Set task => Reproduce the records exactly.

** begin Data excerpts **

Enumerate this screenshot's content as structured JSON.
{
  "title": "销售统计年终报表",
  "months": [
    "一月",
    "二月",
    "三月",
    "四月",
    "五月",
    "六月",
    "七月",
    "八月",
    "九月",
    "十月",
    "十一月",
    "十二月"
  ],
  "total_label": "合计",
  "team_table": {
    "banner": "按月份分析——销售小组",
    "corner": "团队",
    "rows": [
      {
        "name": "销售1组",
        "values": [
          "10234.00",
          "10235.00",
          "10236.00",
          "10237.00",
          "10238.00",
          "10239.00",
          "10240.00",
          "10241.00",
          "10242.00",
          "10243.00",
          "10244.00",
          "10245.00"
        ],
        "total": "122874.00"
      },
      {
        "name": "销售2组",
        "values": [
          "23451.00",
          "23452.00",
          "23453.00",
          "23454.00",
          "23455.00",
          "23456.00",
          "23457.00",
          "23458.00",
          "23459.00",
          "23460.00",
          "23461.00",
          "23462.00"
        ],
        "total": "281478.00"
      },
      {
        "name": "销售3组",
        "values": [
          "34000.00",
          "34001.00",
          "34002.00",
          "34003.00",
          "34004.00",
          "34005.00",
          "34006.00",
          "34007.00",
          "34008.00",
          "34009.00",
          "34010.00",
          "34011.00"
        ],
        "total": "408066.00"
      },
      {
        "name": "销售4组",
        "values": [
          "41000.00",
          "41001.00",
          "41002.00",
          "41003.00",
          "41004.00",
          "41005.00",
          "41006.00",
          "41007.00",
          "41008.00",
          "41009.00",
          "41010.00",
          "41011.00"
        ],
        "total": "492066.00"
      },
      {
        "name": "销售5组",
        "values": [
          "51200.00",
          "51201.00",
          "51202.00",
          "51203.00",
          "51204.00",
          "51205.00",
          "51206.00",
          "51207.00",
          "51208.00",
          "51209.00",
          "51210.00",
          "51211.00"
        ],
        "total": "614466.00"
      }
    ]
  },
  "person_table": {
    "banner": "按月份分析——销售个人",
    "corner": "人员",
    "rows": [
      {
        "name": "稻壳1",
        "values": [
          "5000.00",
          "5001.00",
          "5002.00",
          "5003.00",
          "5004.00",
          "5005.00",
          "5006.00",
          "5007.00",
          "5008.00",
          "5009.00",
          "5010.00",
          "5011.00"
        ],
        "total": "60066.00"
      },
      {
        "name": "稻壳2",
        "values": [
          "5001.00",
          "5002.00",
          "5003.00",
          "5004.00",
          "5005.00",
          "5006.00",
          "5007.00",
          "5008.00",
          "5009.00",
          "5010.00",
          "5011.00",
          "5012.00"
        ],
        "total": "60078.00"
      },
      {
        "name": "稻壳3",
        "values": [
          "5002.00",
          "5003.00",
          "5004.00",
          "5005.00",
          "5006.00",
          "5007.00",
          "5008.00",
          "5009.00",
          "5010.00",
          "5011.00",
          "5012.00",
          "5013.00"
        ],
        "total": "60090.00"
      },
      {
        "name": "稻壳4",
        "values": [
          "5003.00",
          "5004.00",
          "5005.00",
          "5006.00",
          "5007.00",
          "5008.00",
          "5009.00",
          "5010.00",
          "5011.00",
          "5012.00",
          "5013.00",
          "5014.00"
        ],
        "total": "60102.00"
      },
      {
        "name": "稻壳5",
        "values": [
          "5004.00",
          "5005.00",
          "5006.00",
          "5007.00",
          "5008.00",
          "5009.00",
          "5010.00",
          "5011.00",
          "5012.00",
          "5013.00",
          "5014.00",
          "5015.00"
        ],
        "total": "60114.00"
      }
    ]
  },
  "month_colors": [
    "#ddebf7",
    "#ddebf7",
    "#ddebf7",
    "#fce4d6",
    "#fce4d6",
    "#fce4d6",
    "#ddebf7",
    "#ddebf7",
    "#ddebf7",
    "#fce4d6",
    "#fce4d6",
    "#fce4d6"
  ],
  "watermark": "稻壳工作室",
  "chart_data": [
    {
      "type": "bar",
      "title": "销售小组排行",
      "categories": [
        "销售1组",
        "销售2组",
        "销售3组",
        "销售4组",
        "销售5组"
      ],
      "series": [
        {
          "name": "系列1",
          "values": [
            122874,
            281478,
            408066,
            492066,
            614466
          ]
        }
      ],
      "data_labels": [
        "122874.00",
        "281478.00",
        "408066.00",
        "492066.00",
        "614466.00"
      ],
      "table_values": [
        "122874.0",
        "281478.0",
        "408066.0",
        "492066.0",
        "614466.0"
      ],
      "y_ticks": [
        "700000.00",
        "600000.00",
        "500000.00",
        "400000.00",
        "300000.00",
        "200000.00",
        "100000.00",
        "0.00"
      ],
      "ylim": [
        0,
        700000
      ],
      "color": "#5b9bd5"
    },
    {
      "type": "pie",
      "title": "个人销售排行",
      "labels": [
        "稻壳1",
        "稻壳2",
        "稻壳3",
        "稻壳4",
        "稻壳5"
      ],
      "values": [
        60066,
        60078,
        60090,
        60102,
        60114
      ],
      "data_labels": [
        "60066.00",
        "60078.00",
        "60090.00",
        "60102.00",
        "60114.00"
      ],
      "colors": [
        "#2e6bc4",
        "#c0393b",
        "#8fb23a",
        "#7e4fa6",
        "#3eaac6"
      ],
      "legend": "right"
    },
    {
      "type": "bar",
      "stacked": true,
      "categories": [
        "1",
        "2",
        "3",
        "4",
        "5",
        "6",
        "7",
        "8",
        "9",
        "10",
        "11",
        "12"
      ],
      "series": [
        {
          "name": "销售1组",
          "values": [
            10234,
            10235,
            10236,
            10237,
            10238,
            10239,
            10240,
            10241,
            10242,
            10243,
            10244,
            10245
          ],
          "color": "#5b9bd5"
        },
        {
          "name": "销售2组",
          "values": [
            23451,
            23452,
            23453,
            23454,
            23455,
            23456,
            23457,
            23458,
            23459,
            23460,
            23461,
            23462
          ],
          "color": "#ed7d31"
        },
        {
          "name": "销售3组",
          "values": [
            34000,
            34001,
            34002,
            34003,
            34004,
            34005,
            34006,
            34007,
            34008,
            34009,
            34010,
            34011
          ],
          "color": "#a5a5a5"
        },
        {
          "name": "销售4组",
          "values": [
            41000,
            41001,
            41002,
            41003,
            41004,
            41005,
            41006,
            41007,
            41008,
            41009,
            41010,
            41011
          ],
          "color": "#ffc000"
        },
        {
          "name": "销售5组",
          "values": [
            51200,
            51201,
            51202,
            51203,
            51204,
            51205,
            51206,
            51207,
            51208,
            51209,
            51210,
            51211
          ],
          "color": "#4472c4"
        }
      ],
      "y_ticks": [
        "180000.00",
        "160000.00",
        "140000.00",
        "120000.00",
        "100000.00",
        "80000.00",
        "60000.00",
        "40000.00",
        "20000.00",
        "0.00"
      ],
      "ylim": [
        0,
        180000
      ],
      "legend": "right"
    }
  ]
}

** end Data excerpts **

Full answer =>
Enumerate this screenshot's content as structured JSON.
{
  "title": "销售统计年终报表",
  "months": [
    "一月",
    "二月",
    "三月",
    "四月",
    "五月",
    "六月",
    "七月",
    "八月",
    "九月",
    "十月",
    "十一月",
    "十二月"
  ],
  "total_label": "合计",
  "team_table": {
    "banner": "按月份分析——销售小组",
    "corner": "团队",
    "rows": [
      {
        "name": "销售1组",
        "values": [
          "10234.00",
          "10235.00",
          "10236.00",
          "10237.00",
          "10238.00",
          "10239.00",
          "10240.00",
          "10241.00",
          "10242.00",
          "10243.00",
          "10244.00",
          "10245.00"
        ],
        "total": "122874.00"
      },
      {
        "name": "销售2组",
        "values": [
          "23451.00",
          "23452.00",
          "23453.00",
          "23454.00",
          "23455.00",
          "23456.00",
          "23457.00",
          "23458.00",
          "23459.00",
          "23460.00",
          "23461.00",
          "23462.00"
        ],
        "total": "281478.00"
      },
      {
        "name": "销售3组",
        "values": [
          "34000.00",
          "34001.00",
          "34002.00",
          "34003.00",
          "34004.00",
          "34005.00",
          "34006.00",
          "34007.00",
          "34008.00",
          "34009.00",
          "34010.00",
          "34011.00"
        ],
        "total": "408066.00"
      },
      {
        "name": "销售4组",
        "values": [
          "41000.00",
          "41001.00",
          "41002.00",
          "41003.00",
          "41004.00",
          "41005.00",
          "41006.00",
          "41007.00",
          "41008.00",
          "41009.00",
          "41010.00",
          "41011.00"
        ],
        "total": "492066.00"
      },
      {
        "name": "销售5组",
        "values": [
          "51200.00",
          "51201.00",
          "51202.00",
          "51203.00",
          "51204.00",
          "51205.00",
          "51206.00",
          "51207.00",
          "51208.00",
          "51209.00",
          "51210.00",
          "51211.00"
        ],
        "total": "614466.00"
      }
    ]
  },
  "person_table": {
    "banner": "按月份分析——销售个人",
    "corner": "人员",
    "rows": [
      {
        "name": "稻壳1",
        "values": [
          "5000.00",
          "5001.00",
          "5002.00",
          "5003.00",
          "5004.00",
          "5005.00",
          "5006.00",
          "5007.00",
          "5008.00",
          "5009.00",
          "5010.00",
          "5011.00"
        ],
        "total": "60066.00"
      },
      {
        "name": "稻壳2",
        "values": [
          "5001.00",
          "5002.00",
          "5003.00",
          "5004.00",
          "5005.00",
          "5006.00",
          "5007.00",
          "5008.00",
          "5009.00",
          "5010.00",
          "5011.00",
          "5012.00"
        ],
        "total": "60078.00"
      },
      {
        "name": "稻壳3",
        "values": [
          "5002.00",
          "5003.00",
          "5004.00",
          "5005.00",
          "5006.00",
          "5007.00",
          "5008.00",
          "5009.00",
          "5010.00",
          "5011.00",
          "5012.00",
          "5013.00"
        ],
        "total": "60090.00"
      },
      {
        "name": "稻壳4",
        "values": [
          "5003.00",
          "5004.00",
          "5005.00",
          "5006.00",
          "5007.00",
          "5008.00",
          "5009.00",
          "5010.00",
          "5011.00",
          "5012.00",
          "5013.00",
          "5014.00"
        ],
        "total": "60102.00"
      },
      {
        "name": "稻壳5",
        "values": [
          "5004.00",
          "5005.00",
          "5006.00",
          "5007.00",
          "5008.00",
          "5009.00",
          "5010.00",
          "5011.00",
          "5012.00",
          "5013.00",
          "5014.00",
          "5015.00"
        ],
        "total": "60114.00"
      }
    ]
  },
  "month_colors": [
    "#ddebf7",
    "#ddebf7",
    "#ddebf7",
    "#fce4d6",
    "#fce4d6",
    "#fce4d6",
    "#ddebf7",
    "#ddebf7",
    "#ddebf7",
    "#fce4d6",
    "#fce4d6",
    "#fce4d6"
  ],
  "watermark": "稻壳工作室",
  "chart_data": [
    {
      "type": "bar",
      "title": "销售小组排行",
      "categories": [
        "销售1组",
        "销售2组",
        "销售3组",
        "销售4组",
        "销售5组"
      ],
      "series": [
        {
          "name": "系列1",
          "values": [
            122874,
            281478,
            408066,
            492066,
            614466
          ]
        }
      ],
      "data_labels": [
        "122874.00",
        "281478.00",
        "408066.00",
        "492066.00",
        "614466.00"
      ],
      "table_values": [
        "122874.0",
        "281478.0",
        "408066.0",
        "492066.0",
        "614466.0"
      ],
      "y_ticks": [
        "700000.00",
        "600000.00",
        "500000.00",
        "400000.00",
        "300000.00",
        "200000.00",
        "100000.00",
        "0.00"
      ],
      "ylim": [
        0,
        700000
      ],
      "color": "#5b9bd5"
    },
    {
      "type": "pie",
      "title": "个人销售排行",
      "labels": [
        "稻壳1",
        "稻壳2",
        "稻壳3",
        "稻壳4",
        "稻壳5"
      ],
      "values": [
        60066,
        60078,
        60090,
        60102,
        60114
      ],
      "data_labels": [
        "60066.00",
        "60078.00",
        "60090.00",
        "60102.00",
        "60114.00"
      ],
      "colors": [
        "#2e6bc4",
        "#c0393b",
        "#8fb23a",
        "#7e4fa6",
        "#3eaac6"
      ],
      "legend": "right"
    },
    {
      "type": "bar",
      "stacked": true,
      "categories": [
        "1",
        "2",
        "3",
        "4",
        "5",
        "6",
        "7",
        "8",
        "9",
        "10",
        "11",
        "12"
      ],
      "series": [
        {
          "name": "销售1组",
          "values": [
            10234,
            10235,
            10236,
            10237,
            10238,
            10239,
            10240,
            10241,
            10242,
            10243,
            10244,
            10245
          ],
          "color": "#5b9bd5"
        },
        {
          "name": "销售2组",
          "values": [
            23451,
            23452,
            23453,
            23454,
            23455,
            23456,
            23457,
            23458,
            23459,
            23460,
            23461,
            23462
          ],
          "color": "#ed7d31"
        },
        {
          "name": "销售3组",
          "values": [
            34000,
            34001,
            34002,
            34003,
            34004,
            34005,
            34006,
            34007,
            34008,
            34009,
            34010,
            34011
          ],
          "color": "#a5a5a5"
        },
        {
          "name": "销售4组",
          "values": [
            41000,
            41001,
            41002,
            41003,
            41004,
            41005,
            41006,
            41007,
            41008,
            41009,
            41010,
            41011
          ],
          "color": "#ffc000"
        },
        {
          "name": "销售5组",
          "values": [
            51200,
            51201,
            51202,
            51203,
            51204,
            51205,
            51206,
            51207,
            51208,
            51209,
            51210,
            51211
          ],
          "color": "#4472c4"
        }
      ],
      "y_ticks": [
        "180000.00",
        "160000.00",
        "140000.00",
        "120000.00",
        "100000.00",
        "80000.00",
        "60000.00",
        "40000.00",
        "20000.00",
        "0.00"
      ],
      "ylim": [
        0,
        180000
      ],
      "legend": "right"
    }
  ]
}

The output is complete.